## Information provided
..........

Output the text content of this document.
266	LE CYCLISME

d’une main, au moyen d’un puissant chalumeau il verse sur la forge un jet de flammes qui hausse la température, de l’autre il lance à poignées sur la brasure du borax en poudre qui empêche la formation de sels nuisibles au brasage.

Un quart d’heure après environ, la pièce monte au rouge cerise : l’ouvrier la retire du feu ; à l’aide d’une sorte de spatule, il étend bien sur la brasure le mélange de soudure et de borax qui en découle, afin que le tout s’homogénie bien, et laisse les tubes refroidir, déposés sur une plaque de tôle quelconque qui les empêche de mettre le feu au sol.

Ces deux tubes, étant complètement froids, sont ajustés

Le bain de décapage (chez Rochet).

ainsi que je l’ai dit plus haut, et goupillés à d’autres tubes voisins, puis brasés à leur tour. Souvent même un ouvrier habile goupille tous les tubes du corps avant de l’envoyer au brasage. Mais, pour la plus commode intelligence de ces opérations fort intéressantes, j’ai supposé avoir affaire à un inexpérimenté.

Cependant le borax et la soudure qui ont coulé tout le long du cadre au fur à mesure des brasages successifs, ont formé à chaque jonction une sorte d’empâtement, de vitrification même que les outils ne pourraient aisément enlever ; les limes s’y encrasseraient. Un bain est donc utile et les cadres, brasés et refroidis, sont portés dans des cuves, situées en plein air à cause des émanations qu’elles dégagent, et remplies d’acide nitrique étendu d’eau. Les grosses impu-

..........

## Work to complete
Using the listing above, pick out each line that contains the word "brasure", then copy it.

## Solution below
d’une main, au moyen d’un puissant chalumeau il verse sur la forge un jet de flammes qui hausse la température, de l’autre il lance à poignées sur la brasure du borax en poudre qui empêche la formation de sels nuisibles au brasage.
Un quart d’heure après environ, la pièce monte au rouge cerise : l’ouvrier la retire du feu ; à l’aide d’une sorte de spatule, il étend bien sur la brasure le mélange de soudure et de borax qui en découle, afin que le tout s’homogénie bien, et laisse les tubes refroidir, déposés sur une plaque de tôle quelconque qui les empêche de mettre le feu au sol.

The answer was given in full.